# Start of Given entries

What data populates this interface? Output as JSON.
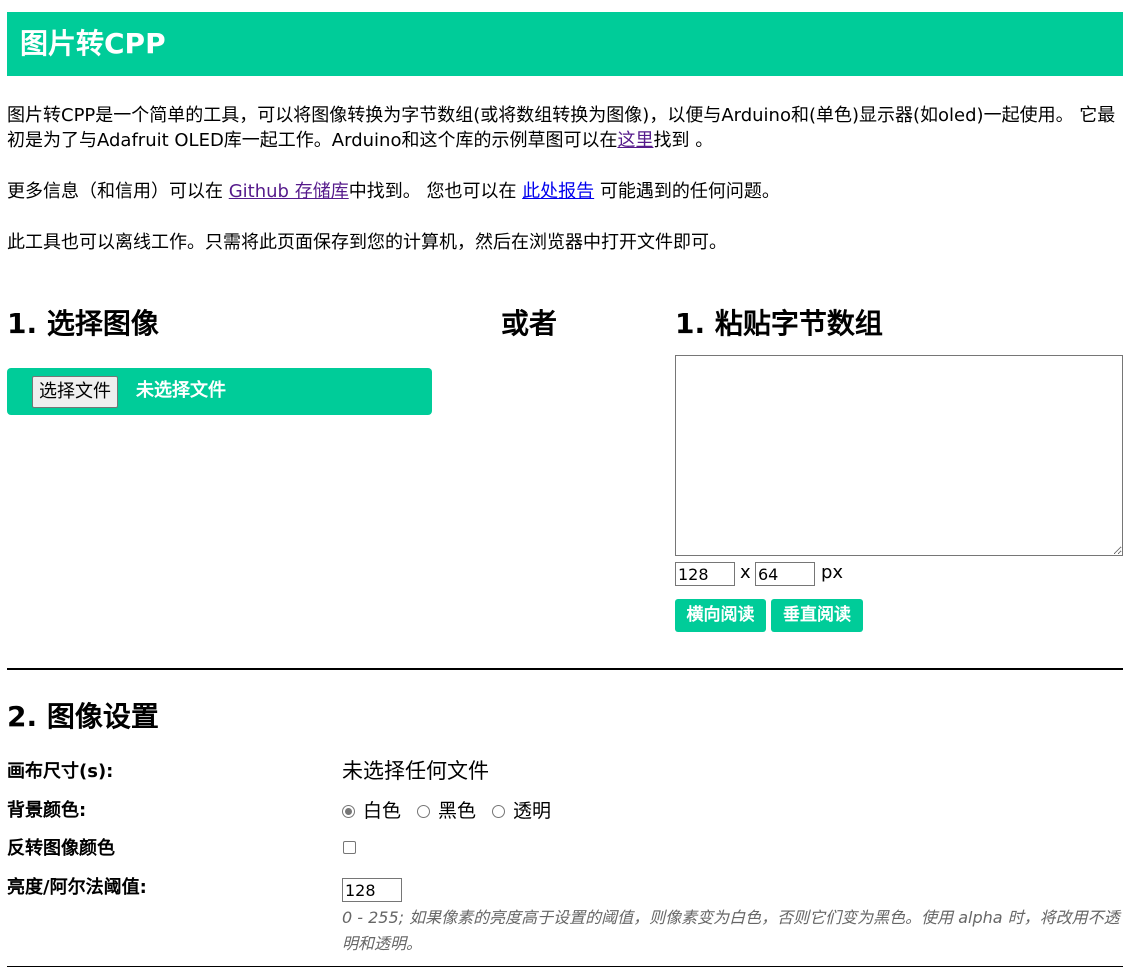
{
  "header": {
    "title": "图片转CPP"
  },
  "intro": {
    "p1_text_a": "图片转CPP是一个简单的工具，可以将图像转换为字节数组(或将数组转换为图像)，以便与Arduino和(单色)显示器(如oled)一起使用。 它最初是为了与Adafruit OLED库一起工作。Arduino和这个库的示例草图可以在",
    "p1_link": "这里",
    "p1_text_b": "找到 。",
    "p2_text_a": "更多信息（和信用）可以在 ",
    "p2_link1": "Github 存储库",
    "p2_text_b": "中找到。 您也可以在 ",
    "p2_link2": "此处报告",
    "p2_text_c": " 可能遇到的任何问题。",
    "p3_text": "此工具也可以离线工作。只需将此页面保存到您的计算机，然后在浏览器中打开文件即可。"
  },
  "step1": {
    "select_title": "1. 选择图像",
    "or_text": "或者",
    "paste_title": "1. 粘贴字节数组",
    "file_button": "选择文件",
    "file_status": "未选择文件",
    "bytes_value": "",
    "width_value": "128",
    "x_text": "x",
    "height_value": "64",
    "px_text": "px",
    "read_horizontal": "横向阅读",
    "read_vertical": "垂直阅读"
  },
  "step2": {
    "title": "2. 图像设置",
    "canvas_label": "画布尺寸(s):",
    "canvas_value": "未选择任何文件",
    "bg_label": "背景颜色:",
    "bg_options": [
      "白色",
      "黑色",
      "透明"
    ],
    "bg_selected": "白色",
    "invert_label": "反转图像颜色",
    "invert_checked": false,
    "threshold_label": "亮度/阿尔法阈值:",
    "threshold_value": "128",
    "threshold_hint": "0 - 255; 如果像素的亮度高于设置的阈值，则像素变为白色，否则它们变为黑色。使用 alpha 时，将改用不透明和透明。"
  },
  "colors": {
    "accent": "#00cc99",
    "visited_link": "#551a8b",
    "link": "#0000ee",
    "hint_text": "#666666"
  }
}
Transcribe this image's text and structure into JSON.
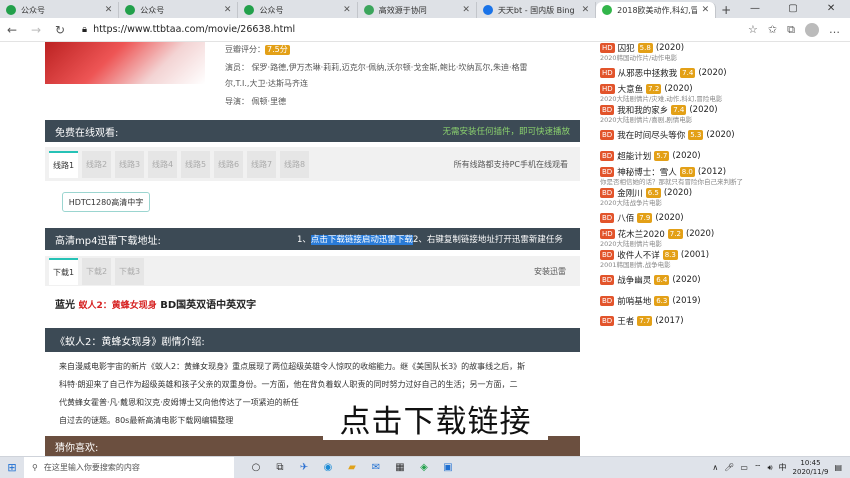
{
  "browser": {
    "tabs": [
      {
        "title": "公众号",
        "color": "#22a04b"
      },
      {
        "title": "公众号",
        "color": "#22a04b"
      },
      {
        "title": "公众号",
        "color": "#22a04b"
      },
      {
        "title": "高效源于协同",
        "color": "#3ba55c"
      },
      {
        "title": "天天bt - 国内版 Bing",
        "color": "#1a73e8"
      },
      {
        "title": "2018欧美动作,科幻,冒险...",
        "color": "#32b54a"
      }
    ],
    "new_tab": "+",
    "window_controls": [
      "—",
      "▢",
      "✕"
    ],
    "url": "https://www.ttbtaa.com/movie/26638.html"
  },
  "movie_info": {
    "rating_label": "豆瓣评分：",
    "rating_value": "7.5分",
    "cast_line1": "演员：  保罗·路德,伊万杰琳·莉莉,迈克尔·佩纳,沃尔顿·戈金斯,鲍比·坎纳瓦尔,朱迪·格雷",
    "cast_line2": "尔,T.I.,大卫·达斯马齐连",
    "director": "导演：  佩顿·里德"
  },
  "free_section": {
    "title": "免费在线观看:",
    "right_note": "无需安装任何插件，即可快速播放",
    "tabs": [
      "线路1",
      "线路2",
      "线路3",
      "线路4",
      "线路5",
      "线路6",
      "线路7",
      "线路8"
    ],
    "tab_note": "所有线路都支持PC手机在线观看",
    "chip": "HDTC1280高清中字"
  },
  "download_section": {
    "title": "高清mp4迅雷下载地址:",
    "instruction_prefix": "1、",
    "instruction_highlight": "点击下载链接启动迅雷下载",
    "instruction_suffix": "2、右键复制链接地址打开迅雷新建任务",
    "tabs": [
      "下载1",
      "下载2",
      "下载3"
    ],
    "tab_note": "安装迅雷",
    "bluray_prefix": "蓝光",
    "bluray_title": "蚁人2：黄蜂女现身",
    "bluray_suffix": "BD国英双语中英双字"
  },
  "plot_section": {
    "title": "《蚁人2：黄蜂女现身》剧情介绍:",
    "lines": [
      "来自漫威电影宇宙的新片《蚁人2：黄蜂女现身》重点展现了两位超级英雄令人惊叹的收缩能力。继《美国队长3》的故事线之后，斯",
      "科特·朗迎来了自己作为超级英雄和孩子父亲的双重身份。一方面，他在背负着蚁人职责的同时努力过好自己的生活；另一方面，二",
      "代黄蜂女霍普·凡·戴恩和汉克·皮姆博士又向他传达了一项紧迫的新任                                               解来",
      "自过去的谜题。80s最新高清电影下载网编辑整理"
    ]
  },
  "guess_section": {
    "title": "猜你喜欢:"
  },
  "overlay_caption": "点击下载链接",
  "sidebar": {
    "items": [
      {
        "quality": "HD",
        "title": "囚犯",
        "score": "5.8",
        "year": "(2020)",
        "sub": "2020韩国动作片/动作电影"
      },
      {
        "quality": "HD",
        "title": "从邪恶中拯救我",
        "score": "7.4",
        "year": "(2020)",
        "sub": ""
      },
      {
        "quality": "HD",
        "title": "大意鱼",
        "score": "7.2",
        "year": "(2020)",
        "sub": "2020大陆剧情片/灾难,动作,科幻,冒险电影"
      },
      {
        "quality": "BD",
        "title": "我和我的家乡",
        "score": "7.4",
        "year": "(2020)",
        "sub": "2020大陆剧情片/喜剧,剧情电影"
      },
      {
        "quality": "BD",
        "title": "我在时间尽头等你",
        "score": "5.3",
        "year": "(2020)",
        "sub": ""
      },
      {
        "quality": "BD",
        "title": "超能计划",
        "score": "5.7",
        "year": "(2020)",
        "sub": ""
      },
      {
        "quality": "BD",
        "title": "神秘博士：雪人",
        "score": "8.0",
        "year": "(2012)",
        "sub": "你是否相信她的话？那就只有冒险你自己来判断了"
      },
      {
        "quality": "BD",
        "title": "金刚川",
        "score": "6.5",
        "year": "(2020)",
        "sub": "2020大陆战争片电影"
      },
      {
        "quality": "BD",
        "title": "八佰",
        "score": "7.9",
        "year": "(2020)",
        "sub": ""
      },
      {
        "quality": "HD",
        "title": "花木兰2020",
        "score": "7.2",
        "year": "(2020)",
        "sub": "2020大陆剧情片电影"
      },
      {
        "quality": "BD",
        "title": "收件人不详",
        "score": "8.3",
        "year": "(2001)",
        "sub": "2001韩国剧情,战争电影"
      },
      {
        "quality": "BD",
        "title": "战争幽灵",
        "score": "6.4",
        "year": "(2020)",
        "sub": ""
      },
      {
        "quality": "BD",
        "title": "前哨基地",
        "score": "6.3",
        "year": "(2019)",
        "sub": ""
      },
      {
        "quality": "BD",
        "title": "王者",
        "score": "7.7",
        "year": "(2017)",
        "sub": ""
      }
    ]
  },
  "taskbar": {
    "search_placeholder": "在这里输入你要搜索的内容",
    "ime": "中",
    "time": "10:45",
    "date": "2020/11/9"
  }
}
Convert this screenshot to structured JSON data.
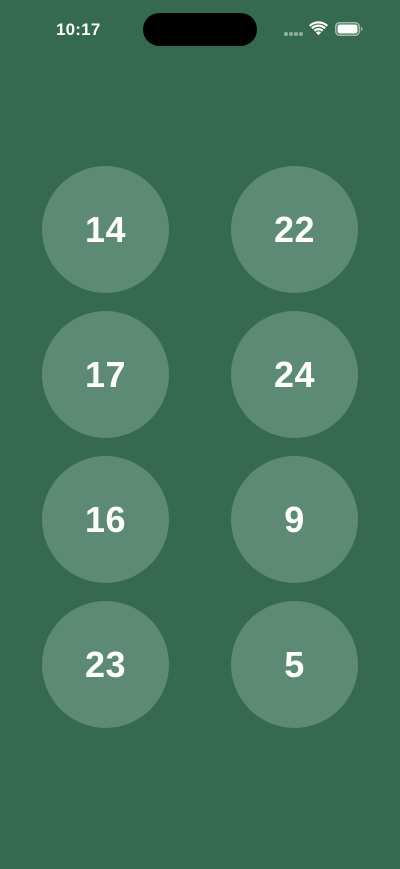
{
  "status_bar": {
    "time": "10:17",
    "icons": [
      "signal-dots-icon",
      "wifi-icon",
      "battery-icon"
    ]
  },
  "colors": {
    "background": "#356a51",
    "circle": "#5d8a74",
    "text": "#ffffff"
  },
  "circles": [
    {
      "label": "14"
    },
    {
      "label": "22"
    },
    {
      "label": "17"
    },
    {
      "label": "24"
    },
    {
      "label": "16"
    },
    {
      "label": "9"
    },
    {
      "label": "23"
    },
    {
      "label": "5"
    }
  ]
}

# End of Given entries

● Stated exercise: Leaving the pictures aside, transcribe the entire listing exactly.

● Solution to this exercise:
What data populates this interface? Output as JSON.
{
  "header": {
    "title": "图片转CPP"
  },
  "intro": {
    "p1_text_a": "图片转CPP是一个简单的工具，可以将图像转换为字节数组(或将数组转换为图像)，以便与Arduino和(单色)显示器(如oled)一起使用。 它最初是为了与Adafruit OLED库一起工作。Arduino和这个库的示例草图可以在",
    "p1_link": "这里",
    "p1_text_b": "找到 。",
    "p2_text_a": "更多信息（和信用）可以在 ",
    "p2_link1": "Github 存储库",
    "p2_text_b": "中找到。 您也可以在 ",
    "p2_link2": "此处报告",
    "p2_text_c": " 可能遇到的任何问题。",
    "p3_text": "此工具也可以离线工作。只需将此页面保存到您的计算机，然后在浏览器中打开文件即可。"
  },
  "step1": {
    "select_title": "1. 选择图像",
    "or_text": "或者",
    "paste_title": "1. 粘贴字节数组",
    "file_button": "选择文件",
    "file_status": "未选择文件",
    "bytes_value": "",
    "width_value": "128",
    "x_text": "x",
    "height_value": "64",
    "px_text": "px",
    "read_horizontal": "横向阅读",
    "read_vertical": "垂直阅读"
  },
  "step2": {
    "title": "2. 图像设置",
    "canvas_label": "画布尺寸(s):",
    "canvas_value": "未选择任何文件",
    "bg_label": "背景颜色:",
    "bg_options": [
      "白色",
      "黑色",
      "透明"
    ],
    "bg_selected": "白色",
    "invert_label": "反转图像颜色",
    "invert_checked": false,
    "threshold_label": "亮度/阿尔法阈值:",
    "threshold_value": "128",
    "threshold_hint": "0 - 255; 如果像素的亮度高于设置的阈值，则像素变为白色，否则它们变为黑色。使用 alpha 时，将改用不透明和透明。"
  },
  "colors": {
    "accent": "#00cc99",
    "visited_link": "#551a8b",
    "link": "#0000ee",
    "hint_text": "#666666"
  }
}
Transcribe this image's text and structure into JSON.
{
  "browser": {
    "tabs": [
      {
        "title": "公众号",
        "color": "#22a04b"
      },
      {
        "title": "公众号",
        "color": "#22a04b"
      },
      {
        "title": "公众号",
        "color": "#22a04b"
      },
      {
        "title": "高效源于协同",
        "color": "#3ba55c"
      },
      {
        "title": "天天bt - 国内版 Bing",
        "color": "#1a73e8"
      },
      {
        "title": "2018欧美动作,科幻,冒险...",
        "color": "#32b54a"
      }
    ],
    "new_tab": "+",
    "window_controls": [
      "—",
      "▢",
      "✕"
    ],
    "url": "https://www.ttbtaa.com/movie/26638.html"
  },
  "movie_info": {
    "rating_label": "豆瓣评分：",
    "rating_value": "7.5分",
    "cast_line1": "演员：  保罗·路德,伊万杰琳·莉莉,迈克尔·佩纳,沃尔顿·戈金斯,鲍比·坎纳瓦尔,朱迪·格雷",
    "cast_line2": "尔,T.I.,大卫·达斯马齐连",
    "director": "导演：  佩顿·里德"
  },
  "free_section": {
    "title": "免费在线观看:",
    "right_note": "无需安装任何插件，即可快速播放",
    "tabs": [
      "线路1",
      "线路2",
      "线路3",
      "线路4",
      "线路5",
      "线路6",
      "线路7",
      "线路8"
    ],
    "tab_note": "所有线路都支持PC手机在线观看",
    "chip": "HDTC1280高清中字"
  },
  "download_section": {
    "title": "高清mp4迅雷下载地址:",
    "instruction_prefix": "1、",
    "instruction_highlight": "点击下载链接启动迅雷下载",
    "instruction_suffix": "2、右键复制链接地址打开迅雷新建任务",
    "tabs": [
      "下载1",
      "下载2",
      "下载3"
    ],
    "tab_note": "安装迅雷",
    "bluray_prefix": "蓝光",
    "bluray_title": "蚁人2：黄蜂女现身",
    "bluray_suffix": "BD国英双语中英双字"
  },
  "plot_section": {
    "title": "《蚁人2：黄蜂女现身》剧情介绍:",
    "lines": [
      "来自漫威电影宇宙的新片《蚁人2：黄蜂女现身》重点展现了两位超级英雄令人惊叹的收缩能力。继《美国队长3》的故事线之后，斯",
      "科特·朗迎来了自己作为超级英雄和孩子父亲的双重身份。一方面，他在背负着蚁人职责的同时努力过好自己的生活；另一方面，二",
      "代黄蜂女霍普·凡·戴恩和汉克·皮姆博士又向他传达了一项紧迫的新任                                               解来",
      "自过去的谜题。80s最新高清电影下载网编辑整理"
    ]
  },
  "guess_section": {
    "title": "猜你喜欢:"
  },
  "overlay_caption": "点击下载链接",
  "sidebar": {
    "items": [
      {
        "quality": "HD",
        "title": "囚犯",
        "score": "5.8",
        "year": "(2020)",
        "sub": "2020韩国动作片/动作电影"
      },
      {
        "quality": "HD",
        "title": "从邪恶中拯救我",
        "score": "7.4",
        "year": "(2020)",
        "sub": ""
      },
      {
        "quality": "HD",
        "title": "大意鱼",
        "score": "7.2",
        "year": "(2020)",
        "sub": "2020大陆剧情片/灾难,动作,科幻,冒险电影"
      },
      {
        "quality": "BD",
        "title": "我和我的家乡",
        "score": "7.4",
        "year": "(2020)",
        "sub": "2020大陆剧情片/喜剧,剧情电影"
      },
      {
        "quality": "BD",
        "title": "我在时间尽头等你",
        "score": "5.3",
        "year": "(2020)",
        "sub": ""
      },
      {
        "quality": "BD",
        "title": "超能计划",
        "score": "5.7",
        "year": "(2020)",
        "sub": ""
      },
      {
        "quality": "BD",
        "title": "神秘博士：雪人",
        "score": "8.0",
        "year": "(2012)",
        "sub": "你是否相信她的话？那就只有冒险你自己来判断了"
      },
      {
        "quality": "BD",
        "title": "金刚川",
        "score": "6.5",
        "year": "(2020)",
        "sub": "2020大陆战争片电影"
      },
      {
        "quality": "BD",
        "title": "八佰",
        "score": "7.9",
        "year": "(2020)",
        "sub": ""
      },
      {
        "quality": "HD",
        "title": "花木兰2020",
        "score": "7.2",
        "year": "(2020)",
        "sub": "2020大陆剧情片电影"
      },
      {
        "quality": "BD",
        "title": "收件人不详",
        "score": "8.3",
        "year": "(2001)",
        "sub": "2001韩国剧情,战争电影"
      },
      {
        "quality": "BD",
        "title": "战争幽灵",
        "score": "6.4",
        "year": "(2020)",
        "sub": ""
      },
      {
        "quality": "BD",
        "title": "前哨基地",
        "score": "6.3",
        "year": "(2019)",
        "sub": ""
      },
      {
        "quality": "BD",
        "title": "王者",
        "score": "7.7",
        "year": "(2017)",
        "sub": ""
      }
    ]
  },
  "taskbar": {
    "search_placeholder": "在这里输入你要搜索的内容",
    "ime": "中",
    "time": "10:45",
    "date": "2020/11/9"
  }
}
Convert this screenshot to structured JSON data.
{
  "status_bar": {
    "time": "10:17",
    "icons": [
      "signal-dots-icon",
      "wifi-icon",
      "battery-icon"
    ]
  },
  "colors": {
    "background": "#356a51",
    "circle": "#5d8a74",
    "text": "#ffffff"
  },
  "circles": [
    {
      "label": "14"
    },
    {
      "label": "22"
    },
    {
      "label": "17"
    },
    {
      "label": "24"
    },
    {
      "label": "16"
    },
    {
      "label": "9"
    },
    {
      "label": "23"
    },
    {
      "label": "5"
    }
  ]
}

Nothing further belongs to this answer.